### DATASET RECORDS
◆ ◆ ◆ ◆ ◆ ◆ ◆

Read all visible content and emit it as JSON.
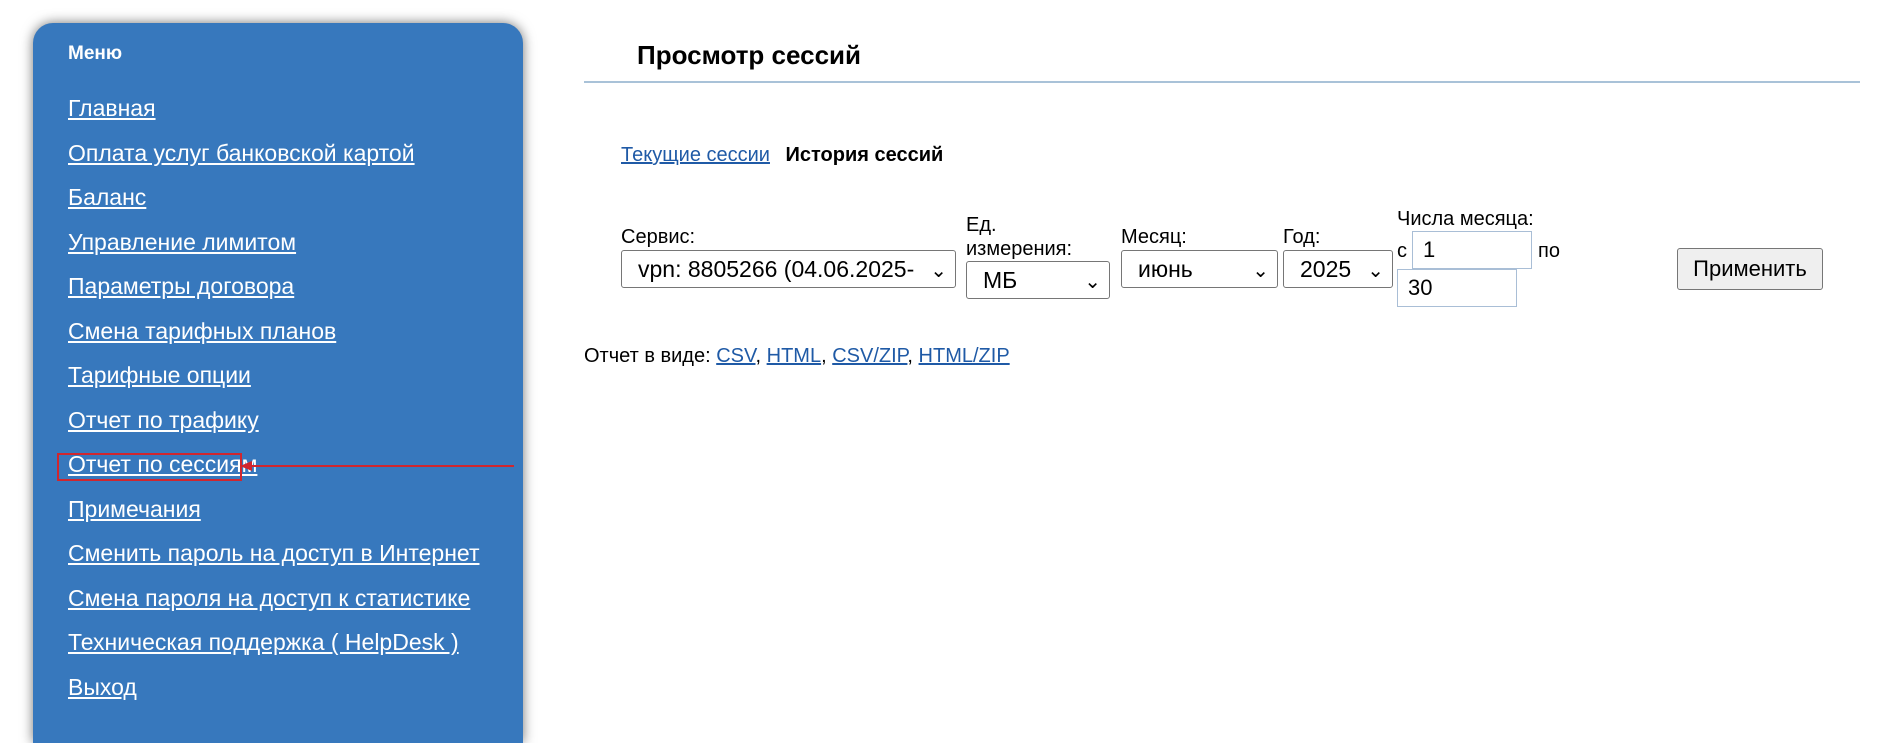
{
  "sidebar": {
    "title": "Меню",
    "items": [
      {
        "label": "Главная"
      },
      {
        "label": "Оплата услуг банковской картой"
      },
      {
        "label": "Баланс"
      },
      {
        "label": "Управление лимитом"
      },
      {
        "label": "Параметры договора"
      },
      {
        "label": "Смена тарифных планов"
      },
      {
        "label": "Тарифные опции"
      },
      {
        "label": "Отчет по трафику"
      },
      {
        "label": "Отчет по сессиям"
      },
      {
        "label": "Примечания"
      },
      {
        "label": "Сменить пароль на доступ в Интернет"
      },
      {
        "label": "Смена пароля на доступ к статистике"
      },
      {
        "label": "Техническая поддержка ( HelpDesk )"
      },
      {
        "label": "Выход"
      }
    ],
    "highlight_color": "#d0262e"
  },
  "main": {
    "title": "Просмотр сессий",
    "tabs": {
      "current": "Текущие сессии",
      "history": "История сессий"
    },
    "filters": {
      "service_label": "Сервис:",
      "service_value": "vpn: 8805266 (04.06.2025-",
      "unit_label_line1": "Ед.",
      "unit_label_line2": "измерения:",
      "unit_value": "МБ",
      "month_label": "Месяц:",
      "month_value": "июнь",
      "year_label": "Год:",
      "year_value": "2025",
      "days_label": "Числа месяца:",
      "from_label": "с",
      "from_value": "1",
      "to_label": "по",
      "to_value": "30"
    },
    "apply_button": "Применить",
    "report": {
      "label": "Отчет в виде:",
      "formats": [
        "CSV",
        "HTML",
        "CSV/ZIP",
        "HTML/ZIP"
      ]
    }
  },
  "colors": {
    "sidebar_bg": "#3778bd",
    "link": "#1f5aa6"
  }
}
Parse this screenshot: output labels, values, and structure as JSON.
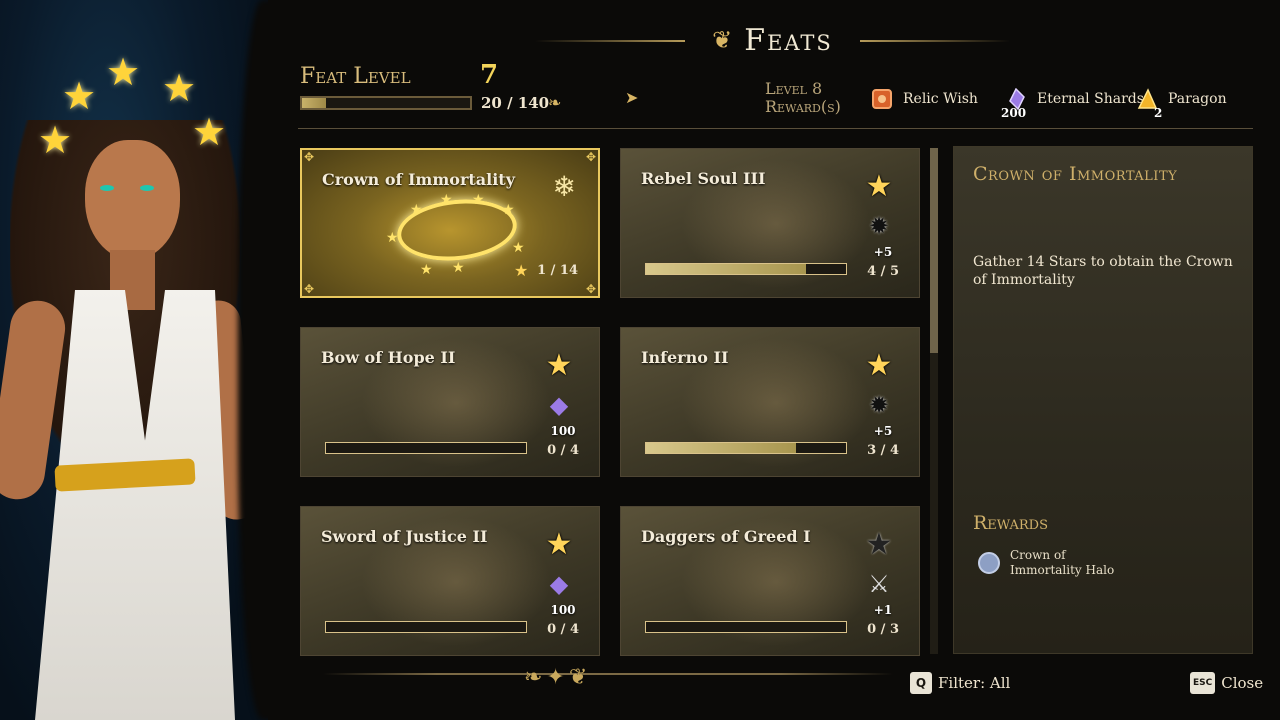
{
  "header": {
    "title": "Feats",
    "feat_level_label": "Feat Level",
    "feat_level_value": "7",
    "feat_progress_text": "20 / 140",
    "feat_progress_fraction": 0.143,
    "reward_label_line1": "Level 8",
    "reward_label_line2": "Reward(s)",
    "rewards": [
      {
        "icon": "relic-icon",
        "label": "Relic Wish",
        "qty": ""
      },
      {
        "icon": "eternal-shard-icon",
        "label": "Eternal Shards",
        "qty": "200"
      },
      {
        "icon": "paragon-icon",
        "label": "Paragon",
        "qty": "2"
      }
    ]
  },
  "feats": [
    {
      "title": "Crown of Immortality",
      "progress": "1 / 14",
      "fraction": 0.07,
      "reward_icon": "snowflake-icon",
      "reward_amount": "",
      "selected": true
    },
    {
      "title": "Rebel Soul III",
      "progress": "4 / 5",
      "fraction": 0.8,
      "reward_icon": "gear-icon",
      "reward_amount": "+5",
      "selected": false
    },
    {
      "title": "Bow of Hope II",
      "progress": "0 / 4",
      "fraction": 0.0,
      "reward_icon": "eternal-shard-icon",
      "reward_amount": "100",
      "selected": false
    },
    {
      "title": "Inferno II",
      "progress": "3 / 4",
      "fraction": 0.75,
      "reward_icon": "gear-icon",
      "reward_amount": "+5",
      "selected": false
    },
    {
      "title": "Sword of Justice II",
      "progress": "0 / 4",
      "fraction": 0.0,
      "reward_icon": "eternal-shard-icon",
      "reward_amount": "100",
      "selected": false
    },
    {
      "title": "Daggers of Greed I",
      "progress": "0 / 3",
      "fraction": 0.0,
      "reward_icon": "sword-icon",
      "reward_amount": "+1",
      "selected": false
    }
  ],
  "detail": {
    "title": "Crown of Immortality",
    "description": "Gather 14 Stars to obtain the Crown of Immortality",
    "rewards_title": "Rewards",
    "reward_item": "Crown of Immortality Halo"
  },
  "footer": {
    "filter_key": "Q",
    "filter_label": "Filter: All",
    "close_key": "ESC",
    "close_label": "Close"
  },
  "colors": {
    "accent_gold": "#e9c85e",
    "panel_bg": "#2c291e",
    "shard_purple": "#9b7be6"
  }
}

◆ ◆ ◆ ◆ ◆ ◆ ◆

### TO BE DONE
Every line above that contains the word "Crown" should be reported.

### SOLUTION TO THIS EXERCISE
      "title": "Crown of Immortality",
    "title": "Crown of Immortality",
    "description": "Gather 14 Stars to obtain the Crown of Immortality",
    "reward_item": "Crown of Immortality Halo"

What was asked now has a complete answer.